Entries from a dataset
/---

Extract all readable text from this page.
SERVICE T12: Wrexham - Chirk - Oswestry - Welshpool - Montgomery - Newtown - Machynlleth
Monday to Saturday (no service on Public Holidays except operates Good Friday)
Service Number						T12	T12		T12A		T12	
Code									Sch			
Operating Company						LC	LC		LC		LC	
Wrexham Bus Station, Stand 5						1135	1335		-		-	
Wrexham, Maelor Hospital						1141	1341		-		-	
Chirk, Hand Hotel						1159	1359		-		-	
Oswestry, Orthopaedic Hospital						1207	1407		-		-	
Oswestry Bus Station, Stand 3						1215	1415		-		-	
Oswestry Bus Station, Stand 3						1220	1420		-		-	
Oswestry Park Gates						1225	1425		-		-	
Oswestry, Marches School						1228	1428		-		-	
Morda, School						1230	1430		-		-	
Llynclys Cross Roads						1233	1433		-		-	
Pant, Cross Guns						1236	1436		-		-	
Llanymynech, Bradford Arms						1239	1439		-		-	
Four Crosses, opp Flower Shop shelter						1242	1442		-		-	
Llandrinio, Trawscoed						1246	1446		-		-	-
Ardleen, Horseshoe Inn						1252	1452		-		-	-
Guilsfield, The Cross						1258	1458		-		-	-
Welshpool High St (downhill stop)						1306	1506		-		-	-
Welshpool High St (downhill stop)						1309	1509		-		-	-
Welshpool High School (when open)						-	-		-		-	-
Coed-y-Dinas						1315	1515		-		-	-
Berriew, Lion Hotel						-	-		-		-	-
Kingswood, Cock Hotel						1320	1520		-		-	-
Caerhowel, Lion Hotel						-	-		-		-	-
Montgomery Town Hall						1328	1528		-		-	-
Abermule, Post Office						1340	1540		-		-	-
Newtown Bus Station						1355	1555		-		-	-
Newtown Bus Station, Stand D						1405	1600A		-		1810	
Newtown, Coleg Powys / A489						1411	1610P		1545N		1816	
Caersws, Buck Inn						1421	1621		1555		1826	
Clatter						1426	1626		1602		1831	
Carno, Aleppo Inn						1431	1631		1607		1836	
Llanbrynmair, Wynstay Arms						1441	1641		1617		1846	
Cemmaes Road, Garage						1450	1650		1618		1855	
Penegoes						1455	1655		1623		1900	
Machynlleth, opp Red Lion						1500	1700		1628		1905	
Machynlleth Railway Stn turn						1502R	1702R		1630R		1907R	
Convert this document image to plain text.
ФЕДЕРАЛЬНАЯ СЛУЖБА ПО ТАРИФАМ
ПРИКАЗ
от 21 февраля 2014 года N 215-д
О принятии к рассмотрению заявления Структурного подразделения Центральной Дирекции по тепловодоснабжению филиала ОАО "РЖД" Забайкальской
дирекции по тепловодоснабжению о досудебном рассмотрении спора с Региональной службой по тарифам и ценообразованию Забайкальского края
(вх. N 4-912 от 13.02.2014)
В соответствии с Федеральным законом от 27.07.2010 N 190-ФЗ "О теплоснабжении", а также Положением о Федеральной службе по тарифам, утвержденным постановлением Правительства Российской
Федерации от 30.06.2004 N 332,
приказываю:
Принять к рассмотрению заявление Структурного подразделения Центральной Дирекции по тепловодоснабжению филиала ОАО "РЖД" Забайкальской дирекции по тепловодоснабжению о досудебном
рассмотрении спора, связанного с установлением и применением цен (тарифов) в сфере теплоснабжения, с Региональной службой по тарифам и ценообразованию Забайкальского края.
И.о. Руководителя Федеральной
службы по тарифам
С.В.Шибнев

\---

Transcribe the data. Leave every line exactly as it is.

• **The solution**
Extract all readable text from this page.
SERVICE T12: Wrexham - Chirk - Oswestry - Welshpool - Montgomery - Newtown - Machynlleth
Monday to Saturday (no service on Public Holidays except operates Good Friday)
Service Number						T12	T12		T12A		T12	
Code									Sch			
Operating Company						LC	LC		LC		LC	
Wrexham Bus Station, Stand 5						1135	1335		-		-	
Wrexham, Maelor Hospital						1141	1341		-		-	
Chirk, Hand Hotel						1159	1359		-		-	
Oswestry, Orthopaedic Hospital						1207	1407		-		-	
Oswestry Bus Station, Stand 3						1215	1415		-		-	
Oswestry Bus Station, Stand 3						1220	1420		-		-	
Oswestry Park Gates						1225	1425		-		-	
Oswestry, Marches School						1228	1428		-		-	
Morda, School						1230	1430		-		-	
Llynclys Cross Roads						1233	1433		-		-	
Pant, Cross Guns						1236	1436		-		-	
Llanymynech, Bradford Arms						1239	1439		-		-	
Four Crosses, opp Flower Shop shelter						1242	1442		-		-	
Llandrinio, Trawscoed						1246	1446		-		-	-
Ardleen, Horseshoe Inn						1252	1452		-		-	-
Guilsfield, The Cross						1258	1458		-		-	-
Welshpool High St (downhill stop)						1306	1506		-		-	-
Welshpool High St (downhill stop)						1309	1509		-		-	-
Welshpool High School (when open)						-	-		-		-	-
Coed-y-Dinas						1315	1515		-		-	-
Berriew, Lion Hotel						-	-		-		-	-
Kingswood, Cock Hotel						1320	1520		-		-	-
Caerhowel, Lion Hotel						-	-		-		-	-
Montgomery Town Hall						1328	1528		-		-	-
Abermule, Post Office						1340	1540		-		-	-
Newtown Bus Station						1355	1555		-		-	-
Newtown Bus Station, Stand D						1405	1600A		-		1810	
Newtown, Coleg Powys / A489						1411	1610P		1545N		1816	
Caersws, Buck Inn						1421	1621		1555		1826	
Clatter						1426	1626		1602		1831	
Carno, Aleppo Inn						1431	1631		1607		1836	
Llanbrynmair, Wynstay Arms						1441	1641		1617		1846	
Cemmaes Road, Garage						1450	1650		1618		1855	
Penegoes						1455	1655		1623		1900	
Machynlleth, opp Red Lion						1500	1700		1628		1905	
Machynlleth Railway Stn turn						1502R	1702R		1630R		1907R	
Convert this document image to plain text.
ФЕДЕРАЛЬНАЯ СЛУЖБА ПО ТАРИФАМ
ПРИКАЗ
от 21 февраля 2014 года N 215-д
О принятии к рассмотрению заявления Структурного подразделения Центральной Дирекции по тепловодоснабжению филиала ОАО "РЖД" Забайкальской
дирекции по тепловодоснабжению о досудебном рассмотрении спора с Региональной службой по тарифам и ценообразованию Забайкальского края
(вх. N 4-912 от 13.02.2014)
В соответствии с Федеральным законом от 27.07.2010 N 190-ФЗ "О теплоснабжении", а также Положением о Федеральной службе по тарифам, утвержденным постановлением Правительства Российской
Федерации от 30.06.2004 N 332,
приказываю:
Принять к рассмотрению заявление Структурного подразделения Центральной Дирекции по тепловодоснабжению филиала ОАО "РЖД" Забайкальской дирекции по тепловодоснабжению о досудебном
рассмотрении спора, связанного с установлением и применением цен (тарифов) в сфере теплоснабжения, с Региональной службой по тарифам и ценообразованию Забайкальского края.
И.о. Руководителя Федеральной
службы по тарифам
С.В.Шибнев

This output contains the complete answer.